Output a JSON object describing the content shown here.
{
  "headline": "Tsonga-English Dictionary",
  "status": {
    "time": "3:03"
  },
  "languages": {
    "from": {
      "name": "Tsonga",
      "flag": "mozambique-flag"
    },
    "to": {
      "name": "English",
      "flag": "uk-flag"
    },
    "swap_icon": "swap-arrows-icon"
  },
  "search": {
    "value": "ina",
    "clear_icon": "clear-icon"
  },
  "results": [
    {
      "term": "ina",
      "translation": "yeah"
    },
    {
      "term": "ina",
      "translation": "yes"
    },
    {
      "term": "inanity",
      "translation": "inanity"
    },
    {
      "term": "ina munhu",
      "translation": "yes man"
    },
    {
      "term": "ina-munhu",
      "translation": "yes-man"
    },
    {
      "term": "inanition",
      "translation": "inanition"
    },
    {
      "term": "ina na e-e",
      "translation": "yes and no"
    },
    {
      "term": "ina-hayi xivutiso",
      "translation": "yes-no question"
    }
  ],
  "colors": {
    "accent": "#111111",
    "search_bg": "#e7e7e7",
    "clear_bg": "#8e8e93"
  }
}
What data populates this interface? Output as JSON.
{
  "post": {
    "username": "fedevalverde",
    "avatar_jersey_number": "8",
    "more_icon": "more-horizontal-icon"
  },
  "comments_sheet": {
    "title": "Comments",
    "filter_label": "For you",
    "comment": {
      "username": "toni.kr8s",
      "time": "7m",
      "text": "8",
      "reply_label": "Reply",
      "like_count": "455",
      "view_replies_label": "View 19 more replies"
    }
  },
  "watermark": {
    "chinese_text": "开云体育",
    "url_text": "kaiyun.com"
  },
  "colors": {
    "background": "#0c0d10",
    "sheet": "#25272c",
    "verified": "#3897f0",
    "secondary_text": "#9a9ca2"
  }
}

------

* [WHAT IS ASKED] Pull out each line of the entries that contains "more".

* [SOLUTION FOR THIS PROBLEM]
    "more_icon": "more-horizontal-icon"
      "view_replies_label": "View 19 more replies"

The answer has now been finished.